Find the lines below that contain the string "this". Copy each one.

## Material provided
+++
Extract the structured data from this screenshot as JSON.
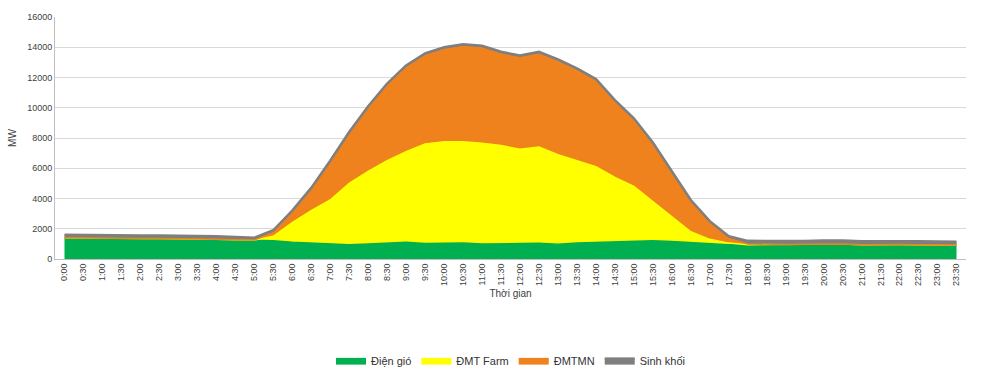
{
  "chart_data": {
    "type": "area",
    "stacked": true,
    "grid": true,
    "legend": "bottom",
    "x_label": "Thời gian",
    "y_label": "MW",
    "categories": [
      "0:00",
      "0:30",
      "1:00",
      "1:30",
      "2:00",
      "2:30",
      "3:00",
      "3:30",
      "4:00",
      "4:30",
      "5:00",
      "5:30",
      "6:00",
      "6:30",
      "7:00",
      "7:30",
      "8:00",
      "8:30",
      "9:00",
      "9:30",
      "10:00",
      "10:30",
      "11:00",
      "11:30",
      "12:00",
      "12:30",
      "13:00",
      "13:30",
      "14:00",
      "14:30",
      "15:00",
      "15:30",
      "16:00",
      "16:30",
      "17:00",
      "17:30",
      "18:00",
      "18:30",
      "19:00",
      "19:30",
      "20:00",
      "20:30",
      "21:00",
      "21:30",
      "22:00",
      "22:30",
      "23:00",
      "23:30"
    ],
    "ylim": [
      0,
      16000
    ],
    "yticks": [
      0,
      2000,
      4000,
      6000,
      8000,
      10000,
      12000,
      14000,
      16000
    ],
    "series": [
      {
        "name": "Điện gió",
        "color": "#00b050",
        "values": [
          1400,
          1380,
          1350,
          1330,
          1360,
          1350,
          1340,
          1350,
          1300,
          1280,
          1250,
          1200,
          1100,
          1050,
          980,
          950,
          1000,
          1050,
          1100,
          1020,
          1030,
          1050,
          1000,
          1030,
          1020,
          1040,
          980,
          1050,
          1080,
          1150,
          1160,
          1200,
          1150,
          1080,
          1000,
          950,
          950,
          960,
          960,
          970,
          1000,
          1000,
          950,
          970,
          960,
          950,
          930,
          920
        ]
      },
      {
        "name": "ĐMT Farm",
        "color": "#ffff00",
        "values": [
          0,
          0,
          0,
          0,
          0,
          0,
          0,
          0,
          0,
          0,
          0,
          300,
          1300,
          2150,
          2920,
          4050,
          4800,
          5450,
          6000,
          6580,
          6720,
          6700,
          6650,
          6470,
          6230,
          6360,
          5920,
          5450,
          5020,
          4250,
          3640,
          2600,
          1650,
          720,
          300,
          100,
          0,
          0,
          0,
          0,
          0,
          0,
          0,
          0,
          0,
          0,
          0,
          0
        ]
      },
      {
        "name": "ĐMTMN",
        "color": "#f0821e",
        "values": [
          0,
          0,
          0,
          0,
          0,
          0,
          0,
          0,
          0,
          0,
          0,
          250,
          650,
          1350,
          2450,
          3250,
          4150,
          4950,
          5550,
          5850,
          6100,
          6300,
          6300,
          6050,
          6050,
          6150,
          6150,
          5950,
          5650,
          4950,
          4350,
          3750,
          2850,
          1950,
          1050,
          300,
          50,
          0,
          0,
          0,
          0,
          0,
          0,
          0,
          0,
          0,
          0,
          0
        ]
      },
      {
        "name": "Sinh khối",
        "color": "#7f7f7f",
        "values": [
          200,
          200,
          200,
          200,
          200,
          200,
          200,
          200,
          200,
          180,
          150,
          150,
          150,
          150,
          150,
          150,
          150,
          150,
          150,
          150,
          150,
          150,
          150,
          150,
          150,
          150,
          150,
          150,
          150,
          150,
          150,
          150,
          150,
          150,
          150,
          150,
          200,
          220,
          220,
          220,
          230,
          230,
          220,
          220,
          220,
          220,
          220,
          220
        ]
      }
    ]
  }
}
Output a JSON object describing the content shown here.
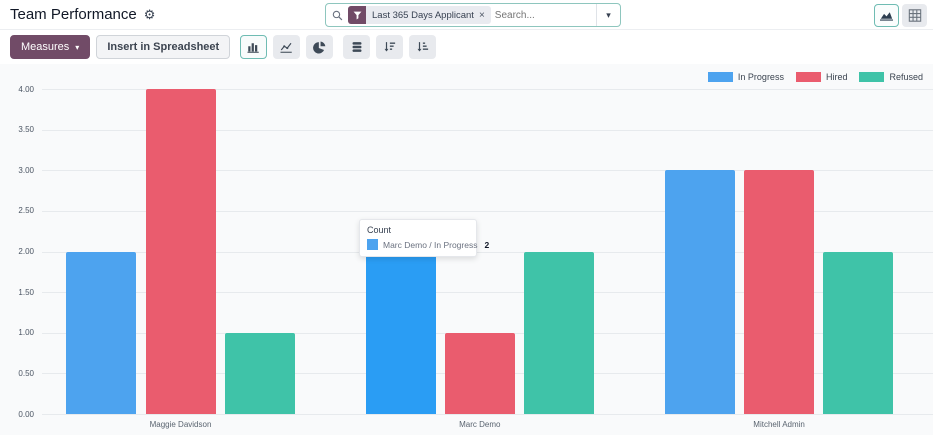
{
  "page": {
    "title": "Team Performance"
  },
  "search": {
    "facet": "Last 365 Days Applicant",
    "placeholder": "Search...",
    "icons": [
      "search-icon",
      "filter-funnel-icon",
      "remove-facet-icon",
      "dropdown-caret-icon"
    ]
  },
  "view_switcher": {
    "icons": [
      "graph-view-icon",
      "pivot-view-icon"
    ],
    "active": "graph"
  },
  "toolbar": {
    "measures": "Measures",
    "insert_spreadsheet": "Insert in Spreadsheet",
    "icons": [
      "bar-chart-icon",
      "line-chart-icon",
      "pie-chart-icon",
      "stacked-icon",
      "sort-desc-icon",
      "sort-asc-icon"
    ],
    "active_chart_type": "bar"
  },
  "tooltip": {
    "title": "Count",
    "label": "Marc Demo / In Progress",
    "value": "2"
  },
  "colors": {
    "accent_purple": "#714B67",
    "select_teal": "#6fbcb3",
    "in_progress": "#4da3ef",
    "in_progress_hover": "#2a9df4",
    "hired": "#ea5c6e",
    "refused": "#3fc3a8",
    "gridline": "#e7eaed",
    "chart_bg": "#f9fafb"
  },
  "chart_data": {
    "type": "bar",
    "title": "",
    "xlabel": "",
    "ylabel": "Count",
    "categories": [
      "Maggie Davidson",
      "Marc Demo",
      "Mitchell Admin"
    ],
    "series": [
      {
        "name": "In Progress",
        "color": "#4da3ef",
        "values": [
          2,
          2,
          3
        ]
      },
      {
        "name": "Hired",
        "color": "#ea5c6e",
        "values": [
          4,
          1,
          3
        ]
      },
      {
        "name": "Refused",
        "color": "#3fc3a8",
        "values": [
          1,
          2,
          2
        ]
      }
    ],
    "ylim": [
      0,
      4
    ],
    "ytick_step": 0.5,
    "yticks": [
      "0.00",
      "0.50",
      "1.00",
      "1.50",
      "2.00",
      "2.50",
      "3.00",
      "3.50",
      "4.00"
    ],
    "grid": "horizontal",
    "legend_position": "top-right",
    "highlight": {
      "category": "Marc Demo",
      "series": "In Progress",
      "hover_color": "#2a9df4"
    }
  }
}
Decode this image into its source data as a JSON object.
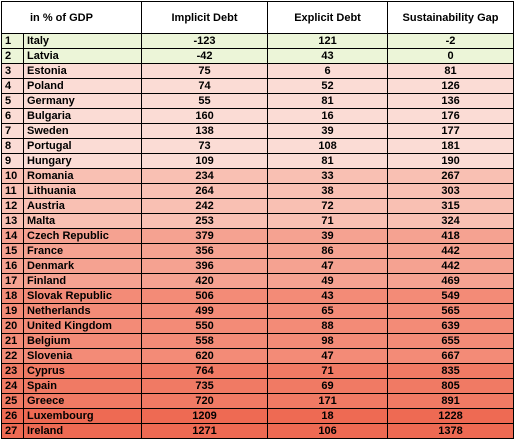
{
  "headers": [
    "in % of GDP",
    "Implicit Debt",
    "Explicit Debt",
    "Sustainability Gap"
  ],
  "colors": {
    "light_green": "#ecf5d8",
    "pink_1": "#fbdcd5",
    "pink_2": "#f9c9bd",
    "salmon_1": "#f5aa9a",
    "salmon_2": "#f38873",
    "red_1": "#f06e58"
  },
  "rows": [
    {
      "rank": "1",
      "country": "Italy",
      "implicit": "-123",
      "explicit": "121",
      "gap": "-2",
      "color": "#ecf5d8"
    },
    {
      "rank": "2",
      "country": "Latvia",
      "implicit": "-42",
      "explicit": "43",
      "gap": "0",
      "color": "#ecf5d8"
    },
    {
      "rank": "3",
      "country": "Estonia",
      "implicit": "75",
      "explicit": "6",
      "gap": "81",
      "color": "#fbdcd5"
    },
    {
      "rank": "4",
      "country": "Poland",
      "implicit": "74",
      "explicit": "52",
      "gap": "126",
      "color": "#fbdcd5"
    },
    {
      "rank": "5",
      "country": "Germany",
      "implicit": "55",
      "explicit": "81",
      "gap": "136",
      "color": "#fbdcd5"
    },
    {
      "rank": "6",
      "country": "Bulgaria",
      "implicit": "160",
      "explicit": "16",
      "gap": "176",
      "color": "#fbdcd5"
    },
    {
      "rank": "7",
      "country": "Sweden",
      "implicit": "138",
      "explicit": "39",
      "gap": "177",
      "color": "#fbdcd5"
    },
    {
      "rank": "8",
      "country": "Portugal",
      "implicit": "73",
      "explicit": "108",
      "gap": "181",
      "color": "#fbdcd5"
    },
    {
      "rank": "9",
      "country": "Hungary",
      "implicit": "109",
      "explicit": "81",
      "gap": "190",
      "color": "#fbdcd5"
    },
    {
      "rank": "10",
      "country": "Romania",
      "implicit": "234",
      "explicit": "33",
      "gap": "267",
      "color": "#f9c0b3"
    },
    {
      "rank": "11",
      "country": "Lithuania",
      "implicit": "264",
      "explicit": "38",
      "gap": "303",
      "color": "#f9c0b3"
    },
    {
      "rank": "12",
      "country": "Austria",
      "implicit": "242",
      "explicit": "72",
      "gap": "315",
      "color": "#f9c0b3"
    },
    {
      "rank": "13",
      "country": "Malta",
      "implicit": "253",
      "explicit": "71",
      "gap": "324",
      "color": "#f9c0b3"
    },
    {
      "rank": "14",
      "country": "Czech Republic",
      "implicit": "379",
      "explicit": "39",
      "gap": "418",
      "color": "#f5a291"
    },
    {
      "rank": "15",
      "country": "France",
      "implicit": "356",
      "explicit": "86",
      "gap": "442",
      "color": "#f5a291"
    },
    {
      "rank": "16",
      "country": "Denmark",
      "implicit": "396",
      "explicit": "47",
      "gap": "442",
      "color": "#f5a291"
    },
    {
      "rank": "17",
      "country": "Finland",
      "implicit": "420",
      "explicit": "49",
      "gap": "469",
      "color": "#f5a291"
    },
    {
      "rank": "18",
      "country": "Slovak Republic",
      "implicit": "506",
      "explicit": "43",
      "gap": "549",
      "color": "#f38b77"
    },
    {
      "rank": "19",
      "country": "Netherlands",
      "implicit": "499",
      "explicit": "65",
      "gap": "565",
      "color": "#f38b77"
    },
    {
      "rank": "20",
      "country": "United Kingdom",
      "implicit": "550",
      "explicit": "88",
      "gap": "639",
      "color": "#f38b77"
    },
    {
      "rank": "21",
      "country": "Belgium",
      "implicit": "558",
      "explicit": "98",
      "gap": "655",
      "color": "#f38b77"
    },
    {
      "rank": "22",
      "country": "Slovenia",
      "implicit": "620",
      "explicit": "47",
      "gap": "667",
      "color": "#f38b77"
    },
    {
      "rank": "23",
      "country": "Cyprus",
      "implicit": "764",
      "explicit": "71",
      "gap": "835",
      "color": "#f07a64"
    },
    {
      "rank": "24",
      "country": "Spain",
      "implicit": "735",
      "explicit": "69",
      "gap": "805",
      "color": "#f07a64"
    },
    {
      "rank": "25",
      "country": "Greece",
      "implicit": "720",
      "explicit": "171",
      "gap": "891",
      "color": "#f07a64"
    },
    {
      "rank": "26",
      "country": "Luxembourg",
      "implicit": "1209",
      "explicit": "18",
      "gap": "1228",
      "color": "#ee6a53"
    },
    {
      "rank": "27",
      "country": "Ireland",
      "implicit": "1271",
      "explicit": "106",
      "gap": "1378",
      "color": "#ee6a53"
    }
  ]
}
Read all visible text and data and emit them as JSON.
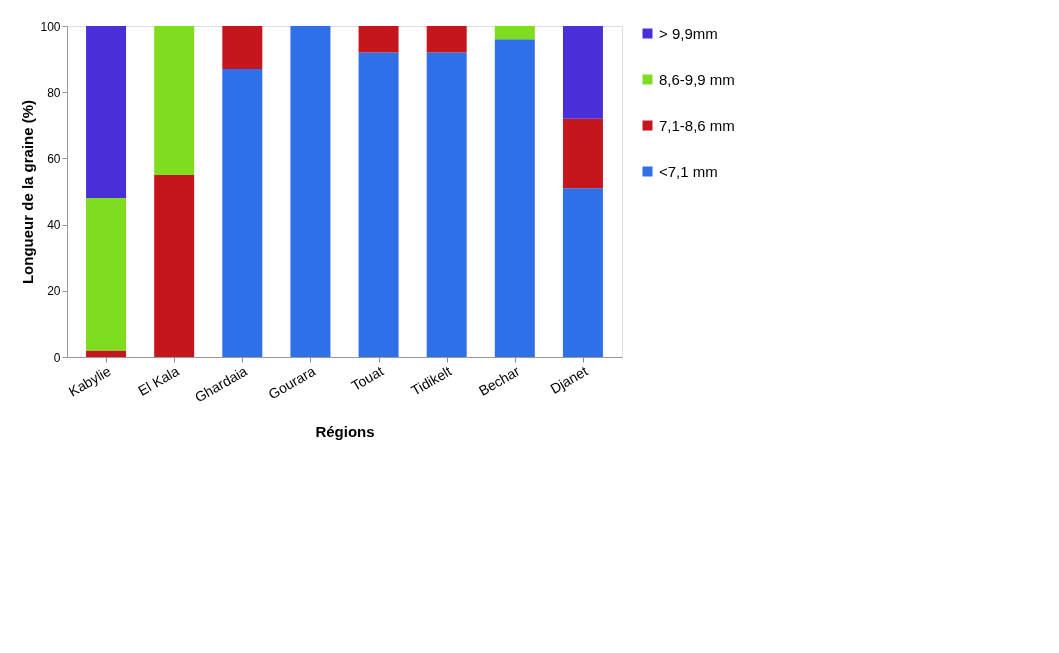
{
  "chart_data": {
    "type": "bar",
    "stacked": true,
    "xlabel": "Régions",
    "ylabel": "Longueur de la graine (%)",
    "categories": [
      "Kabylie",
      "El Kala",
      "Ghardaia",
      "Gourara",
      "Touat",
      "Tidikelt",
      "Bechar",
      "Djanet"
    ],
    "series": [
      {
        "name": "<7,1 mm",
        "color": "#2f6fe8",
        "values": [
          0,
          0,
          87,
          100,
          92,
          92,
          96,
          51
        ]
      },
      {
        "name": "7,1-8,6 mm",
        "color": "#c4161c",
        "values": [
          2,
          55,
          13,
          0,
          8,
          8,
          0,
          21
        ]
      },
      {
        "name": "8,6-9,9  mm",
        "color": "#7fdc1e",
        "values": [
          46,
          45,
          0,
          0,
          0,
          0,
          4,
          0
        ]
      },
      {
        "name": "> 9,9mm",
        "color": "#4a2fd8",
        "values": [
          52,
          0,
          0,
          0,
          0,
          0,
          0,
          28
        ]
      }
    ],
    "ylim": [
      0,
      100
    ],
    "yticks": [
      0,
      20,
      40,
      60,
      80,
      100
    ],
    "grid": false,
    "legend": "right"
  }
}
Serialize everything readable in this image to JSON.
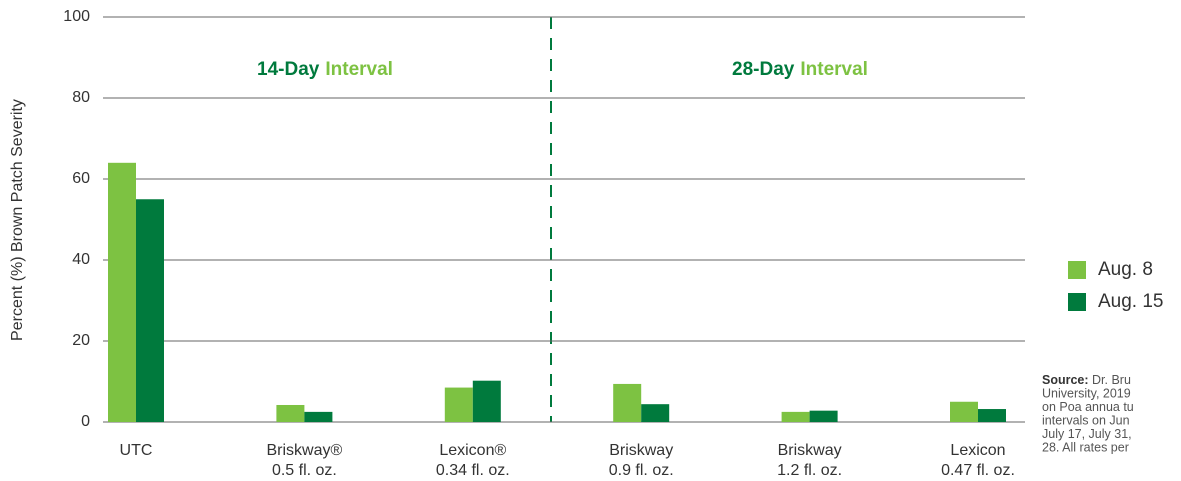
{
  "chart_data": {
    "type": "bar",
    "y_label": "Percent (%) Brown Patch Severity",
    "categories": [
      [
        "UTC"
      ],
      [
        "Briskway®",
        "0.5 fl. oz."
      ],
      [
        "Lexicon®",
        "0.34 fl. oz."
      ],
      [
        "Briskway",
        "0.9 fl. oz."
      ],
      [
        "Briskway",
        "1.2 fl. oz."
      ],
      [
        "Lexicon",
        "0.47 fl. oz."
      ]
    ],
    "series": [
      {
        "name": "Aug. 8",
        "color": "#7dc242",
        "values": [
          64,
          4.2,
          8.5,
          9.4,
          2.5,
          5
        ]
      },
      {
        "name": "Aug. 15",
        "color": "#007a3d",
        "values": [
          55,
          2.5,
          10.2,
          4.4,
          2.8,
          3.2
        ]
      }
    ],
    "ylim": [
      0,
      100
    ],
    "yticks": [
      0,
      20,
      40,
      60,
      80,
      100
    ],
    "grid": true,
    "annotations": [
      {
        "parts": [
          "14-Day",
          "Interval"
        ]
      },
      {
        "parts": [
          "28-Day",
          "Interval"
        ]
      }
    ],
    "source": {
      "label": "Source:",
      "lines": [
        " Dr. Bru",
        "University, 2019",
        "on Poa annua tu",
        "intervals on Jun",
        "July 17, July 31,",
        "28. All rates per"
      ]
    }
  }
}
+++
## Problem solution
Extract the structured data from this screenshot as JSON.
Decode this image into its source data as a JSON object.
Serialize everything readable in this image to JSON.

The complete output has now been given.